[GIVEN EXERCISE]
In the copy, keep every record exact and leave out all images.

──────────────────────────────

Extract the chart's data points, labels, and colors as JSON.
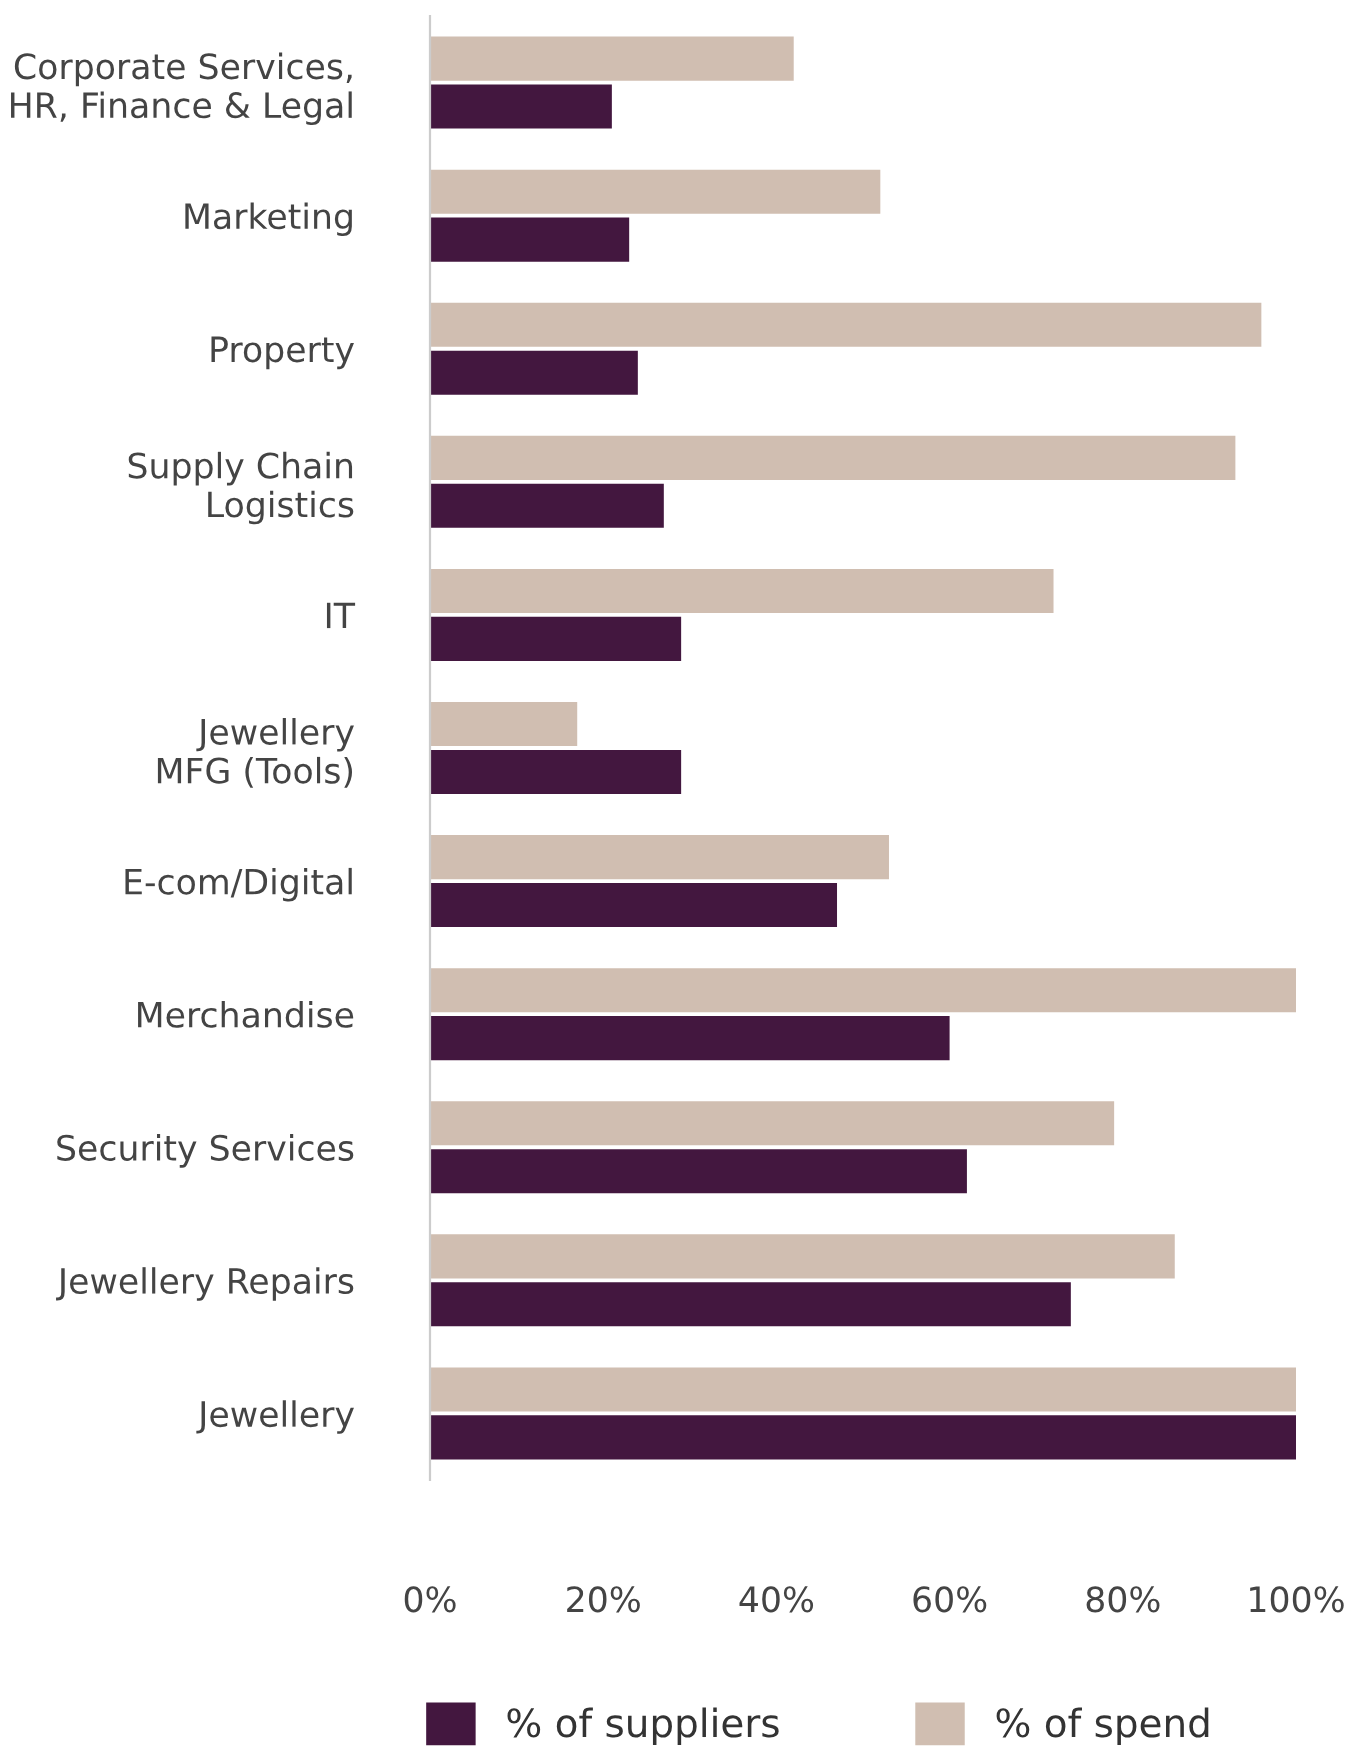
{
  "chart_data": {
    "type": "bar",
    "orientation": "horizontal",
    "categories": [
      "Corporate Services,\nHR, Finance & Legal",
      "Marketing",
      "Property",
      "Supply Chain\nLogistics",
      "IT",
      "Jewellery\nMFG (Tools)",
      "E-com/Digital",
      "Merchandise",
      "Security Services",
      "Jewellery Repairs",
      "Jewellery"
    ],
    "series": [
      {
        "name": "% of suppliers",
        "color": "#43173f",
        "values": [
          21,
          23,
          24,
          27,
          29,
          29,
          47,
          60,
          62,
          74,
          100
        ]
      },
      {
        "name": "% of spend",
        "color": "#d0beb1",
        "values": [
          42,
          52,
          96,
          93,
          72,
          17,
          53,
          100,
          79,
          86,
          100
        ]
      }
    ],
    "xlim": [
      0,
      100
    ],
    "xticks": [
      {
        "value": 0,
        "label": "0%"
      },
      {
        "value": 20,
        "label": "20%"
      },
      {
        "value": 40,
        "label": "40%"
      },
      {
        "value": 60,
        "label": "60%"
      },
      {
        "value": 80,
        "label": "80%"
      },
      {
        "value": 100,
        "label": "100%"
      }
    ],
    "legend": "bottom",
    "grid": false
  }
}
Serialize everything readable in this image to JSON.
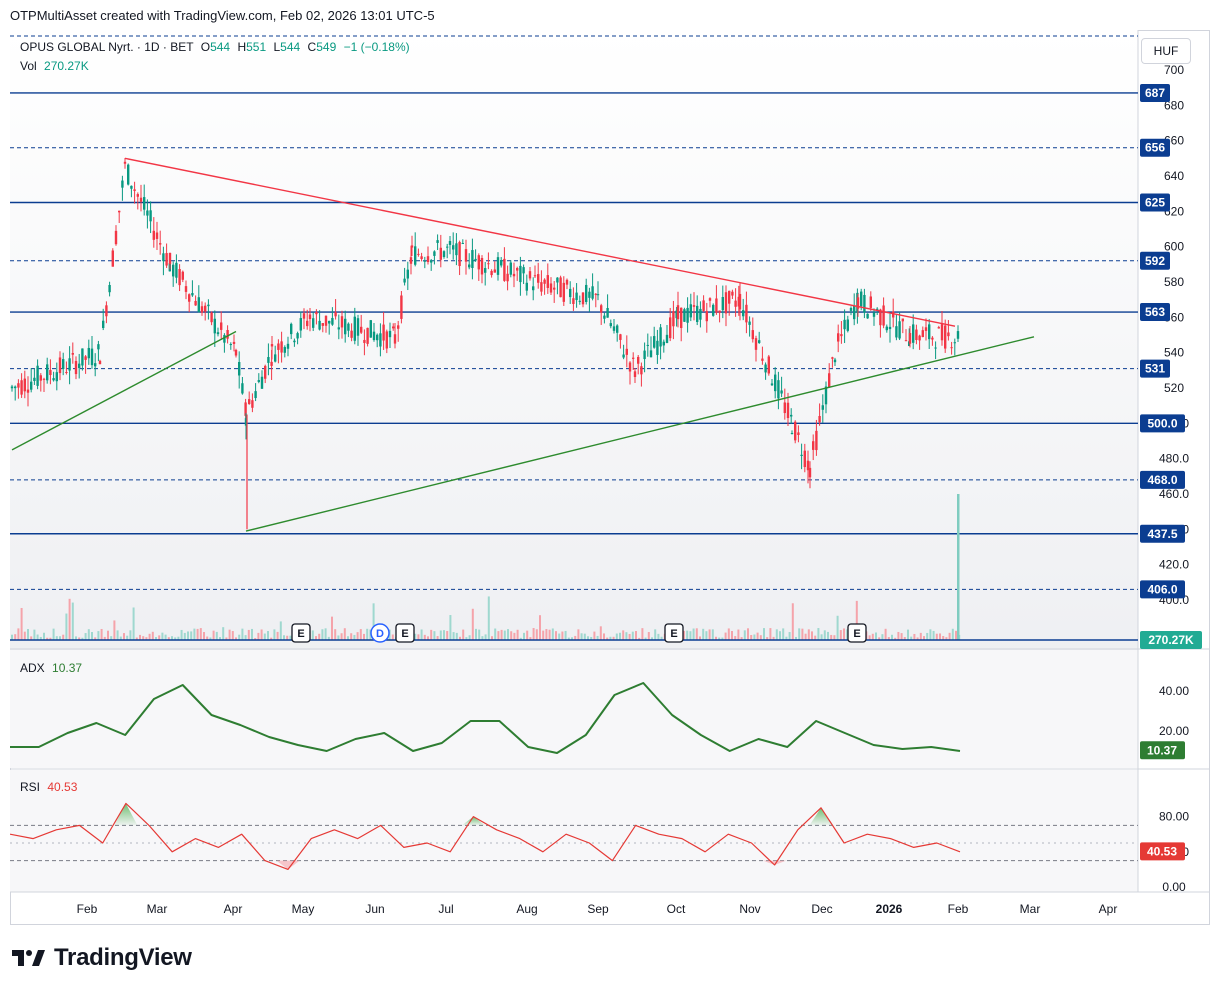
{
  "header": {
    "attribution": "OTPMultiAsset created with TradingView.com, Feb 02, 2026 13:01 UTC-5"
  },
  "legend": {
    "symbol": "OPUS GLOBAL Nyrt. · 1D · BET",
    "o_label": "O",
    "o_value": "544",
    "h_label": "H",
    "h_value": "551",
    "l_label": "L",
    "l_value": "544",
    "c_label": "C",
    "c_value": "549",
    "change": "−1 (−0.18%)",
    "vol_label": "Vol",
    "vol_value": "270.27K",
    "adx_label": "ADX",
    "adx_value": "10.37",
    "rsi_label": "RSI",
    "rsi_value": "40.53"
  },
  "currency": "HUF",
  "brand": "TradingView",
  "colors": {
    "up": "#089981",
    "down": "#f23645",
    "level": "#0b3d91",
    "resistance": "#f23645",
    "support": "#2e8b2e",
    "adx": "#2e7d32",
    "rsi": "#e53935"
  },
  "chart_data": {
    "type": "candlestick",
    "title": "OPUS GLOBAL Nyrt. · 1D · BET",
    "currency": "HUF",
    "x_months": [
      "Feb",
      "Mar",
      "Apr",
      "May",
      "Jun",
      "Jul",
      "Aug",
      "Sep",
      "Oct",
      "Nov",
      "Dec",
      "2026",
      "Feb",
      "Mar",
      "Apr"
    ],
    "price_axis_ticks": [
      "700",
      "680",
      "660",
      "640",
      "620",
      "600",
      "580",
      "560",
      "540",
      "520",
      "500.0",
      "480.0",
      "460.0",
      "440.0",
      "420.0",
      "400.0"
    ],
    "price_series": {
      "name": "OPUS GLOBAL Nyrt.",
      "points": [
        [
          "Jan 2025",
          520
        ],
        [
          "Feb 2025",
          540
        ],
        [
          "mid Feb 2025",
          645
        ],
        [
          "Mar 2025",
          590
        ],
        [
          "Apr 2025",
          540
        ],
        [
          "early Apr 2025",
          505
        ],
        [
          "mid Apr 2025",
          540
        ],
        [
          "May 2025",
          560
        ],
        [
          "Jun 2025",
          548
        ],
        [
          "mid Jun 2025",
          596
        ],
        [
          "Jul 2025",
          598
        ],
        [
          "Aug 2025",
          580
        ],
        [
          "Sep 2025",
          570
        ],
        [
          "mid Sep 2025",
          530
        ],
        [
          "Oct 2025",
          560
        ],
        [
          "Nov 2025",
          570
        ],
        [
          "mid Nov 2025",
          500
        ],
        [
          "late Nov 2025",
          475
        ],
        [
          "Dec 2025",
          540
        ],
        [
          "mid Dec 2025",
          570
        ],
        [
          "Jan 2026",
          550
        ],
        [
          "Feb 02 2026",
          549
        ]
      ]
    },
    "horizontal_levels": [
      {
        "label": "687",
        "value": 687,
        "style": "solid"
      },
      {
        "label": "656",
        "value": 656,
        "style": "dashed"
      },
      {
        "label": "625",
        "value": 625,
        "style": "solid"
      },
      {
        "label": "592",
        "value": 592,
        "style": "dashed"
      },
      {
        "label": "563",
        "value": 563,
        "style": "solid"
      },
      {
        "label": "531",
        "value": 531,
        "style": "dashed"
      },
      {
        "label": "500.0",
        "value": 500,
        "style": "solid"
      },
      {
        "label": "468.0",
        "value": 468,
        "style": "dashed"
      },
      {
        "label": "437.5",
        "value": 437.5,
        "style": "solid"
      },
      {
        "label": "406.0",
        "value": 406,
        "style": "dashed"
      }
    ],
    "trendlines": [
      {
        "name": "resistance",
        "from": [
          "mid Feb 2025",
          650
        ],
        "to": [
          "late Jan 2026",
          555
        ]
      },
      {
        "name": "support-short",
        "from": [
          "Jan 2025",
          485
        ],
        "to": [
          "Apr 2025",
          552
        ]
      },
      {
        "name": "support-long",
        "from": [
          "early Apr 2025",
          439
        ],
        "to": [
          "early Mar 2026",
          549
        ]
      }
    ],
    "volume": {
      "last_label": "270.27K",
      "event_markers": [
        "E",
        "D",
        "E",
        "E",
        "E"
      ]
    },
    "adx": {
      "last_label": "10.37",
      "ticks": [
        "40.00",
        "20.00"
      ],
      "values": [
        12,
        12,
        19,
        24,
        18,
        36,
        43,
        28,
        23,
        17,
        13,
        10,
        16,
        19,
        10,
        14,
        25,
        25,
        12,
        9,
        18,
        38,
        44,
        28,
        18,
        10,
        16,
        12,
        25,
        19,
        13,
        11,
        12,
        10
      ]
    },
    "rsi": {
      "last_label": "40.53",
      "ticks": [
        "80.00",
        "40.00",
        "0.00"
      ],
      "band": [
        30,
        70
      ],
      "values": [
        60,
        55,
        65,
        70,
        50,
        95,
        70,
        40,
        55,
        45,
        60,
        30,
        20,
        55,
        65,
        55,
        70,
        45,
        50,
        40,
        80,
        65,
        55,
        40,
        60,
        50,
        30,
        70,
        60,
        55,
        40,
        60,
        50,
        25,
        65,
        90,
        50,
        60,
        55,
        45,
        50,
        40
      ]
    }
  }
}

──────────────────────────────

[EXERCISE OUTPUT]
Extract the chart's data points, labels, and colors as JSON.
{
  "chart_data": {
    "type": "bar",
    "orientation": "horizontal",
    "categories": [
      "Corporate Services,\nHR, Finance & Legal",
      "Marketing",
      "Property",
      "Supply Chain\nLogistics",
      "IT",
      "Jewellery\nMFG (Tools)",
      "E-com/Digital",
      "Merchandise",
      "Security Services",
      "Jewellery Repairs",
      "Jewellery"
    ],
    "series": [
      {
        "name": "% of suppliers",
        "color": "#43173f",
        "values": [
          21,
          23,
          24,
          27,
          29,
          29,
          47,
          60,
          62,
          74,
          100
        ]
      },
      {
        "name": "% of spend",
        "color": "#d0beb1",
        "values": [
          42,
          52,
          96,
          93,
          72,
          17,
          53,
          100,
          79,
          86,
          100
        ]
      }
    ],
    "xlim": [
      0,
      100
    ],
    "xticks": [
      {
        "value": 0,
        "label": "0%"
      },
      {
        "value": 20,
        "label": "20%"
      },
      {
        "value": 40,
        "label": "40%"
      },
      {
        "value": 60,
        "label": "60%"
      },
      {
        "value": 80,
        "label": "80%"
      },
      {
        "value": 100,
        "label": "100%"
      }
    ],
    "legend": "bottom",
    "grid": false
  }
}
Serialize everything readable in this image to JSON.
{
  "header": {
    "attribution": "OTPMultiAsset created with TradingView.com, Feb 02, 2026 13:01 UTC-5"
  },
  "legend": {
    "symbol": "OPUS GLOBAL Nyrt. · 1D · BET",
    "o_label": "O",
    "o_value": "544",
    "h_label": "H",
    "h_value": "551",
    "l_label": "L",
    "l_value": "544",
    "c_label": "C",
    "c_value": "549",
    "change": "−1 (−0.18%)",
    "vol_label": "Vol",
    "vol_value": "270.27K",
    "adx_label": "ADX",
    "adx_value": "10.37",
    "rsi_label": "RSI",
    "rsi_value": "40.53"
  },
  "currency": "HUF",
  "brand": "TradingView",
  "colors": {
    "up": "#089981",
    "down": "#f23645",
    "level": "#0b3d91",
    "resistance": "#f23645",
    "support": "#2e8b2e",
    "adx": "#2e7d32",
    "rsi": "#e53935"
  },
  "chart_data": {
    "type": "candlestick",
    "title": "OPUS GLOBAL Nyrt. · 1D · BET",
    "currency": "HUF",
    "x_months": [
      "Feb",
      "Mar",
      "Apr",
      "May",
      "Jun",
      "Jul",
      "Aug",
      "Sep",
      "Oct",
      "Nov",
      "Dec",
      "2026",
      "Feb",
      "Mar",
      "Apr"
    ],
    "price_axis_ticks": [
      "700",
      "680",
      "660",
      "640",
      "620",
      "600",
      "580",
      "560",
      "540",
      "520",
      "500.0",
      "480.0",
      "460.0",
      "440.0",
      "420.0",
      "400.0"
    ],
    "price_series": {
      "name": "OPUS GLOBAL Nyrt.",
      "points": [
        [
          "Jan 2025",
          520
        ],
        [
          "Feb 2025",
          540
        ],
        [
          "mid Feb 2025",
          645
        ],
        [
          "Mar 2025",
          590
        ],
        [
          "Apr 2025",
          540
        ],
        [
          "early Apr 2025",
          505
        ],
        [
          "mid Apr 2025",
          540
        ],
        [
          "May 2025",
          560
        ],
        [
          "Jun 2025",
          548
        ],
        [
          "mid Jun 2025",
          596
        ],
        [
          "Jul 2025",
          598
        ],
        [
          "Aug 2025",
          580
        ],
        [
          "Sep 2025",
          570
        ],
        [
          "mid Sep 2025",
          530
        ],
        [
          "Oct 2025",
          560
        ],
        [
          "Nov 2025",
          570
        ],
        [
          "mid Nov 2025",
          500
        ],
        [
          "late Nov 2025",
          475
        ],
        [
          "Dec 2025",
          540
        ],
        [
          "mid Dec 2025",
          570
        ],
        [
          "Jan 2026",
          550
        ],
        [
          "Feb 02 2026",
          549
        ]
      ]
    },
    "horizontal_levels": [
      {
        "label": "687",
        "value": 687,
        "style": "solid"
      },
      {
        "label": "656",
        "value": 656,
        "style": "dashed"
      },
      {
        "label": "625",
        "value": 625,
        "style": "solid"
      },
      {
        "label": "592",
        "value": 592,
        "style": "dashed"
      },
      {
        "label": "563",
        "value": 563,
        "style": "solid"
      },
      {
        "label": "531",
        "value": 531,
        "style": "dashed"
      },
      {
        "label": "500.0",
        "value": 500,
        "style": "solid"
      },
      {
        "label": "468.0",
        "value": 468,
        "style": "dashed"
      },
      {
        "label": "437.5",
        "value": 437.5,
        "style": "solid"
      },
      {
        "label": "406.0",
        "value": 406,
        "style": "dashed"
      }
    ],
    "trendlines": [
      {
        "name": "resistance",
        "from": [
          "mid Feb 2025",
          650
        ],
        "to": [
          "late Jan 2026",
          555
        ]
      },
      {
        "name": "support-short",
        "from": [
          "Jan 2025",
          485
        ],
        "to": [
          "Apr 2025",
          552
        ]
      },
      {
        "name": "support-long",
        "from": [
          "early Apr 2025",
          439
        ],
        "to": [
          "early Mar 2026",
          549
        ]
      }
    ],
    "volume": {
      "last_label": "270.27K",
      "event_markers": [
        "E",
        "D",
        "E",
        "E",
        "E"
      ]
    },
    "adx": {
      "last_label": "10.37",
      "ticks": [
        "40.00",
        "20.00"
      ],
      "values": [
        12,
        12,
        19,
        24,
        18,
        36,
        43,
        28,
        23,
        17,
        13,
        10,
        16,
        19,
        10,
        14,
        25,
        25,
        12,
        9,
        18,
        38,
        44,
        28,
        18,
        10,
        16,
        12,
        25,
        19,
        13,
        11,
        12,
        10
      ]
    },
    "rsi": {
      "last_label": "40.53",
      "ticks": [
        "80.00",
        "40.00",
        "0.00"
      ],
      "band": [
        30,
        70
      ],
      "values": [
        60,
        55,
        65,
        70,
        50,
        95,
        70,
        40,
        55,
        45,
        60,
        30,
        20,
        55,
        65,
        55,
        70,
        45,
        50,
        40,
        80,
        65,
        55,
        40,
        60,
        50,
        30,
        70,
        60,
        55,
        40,
        60,
        50,
        25,
        65,
        90,
        50,
        60,
        55,
        45,
        50,
        40
      ]
    }
  }
}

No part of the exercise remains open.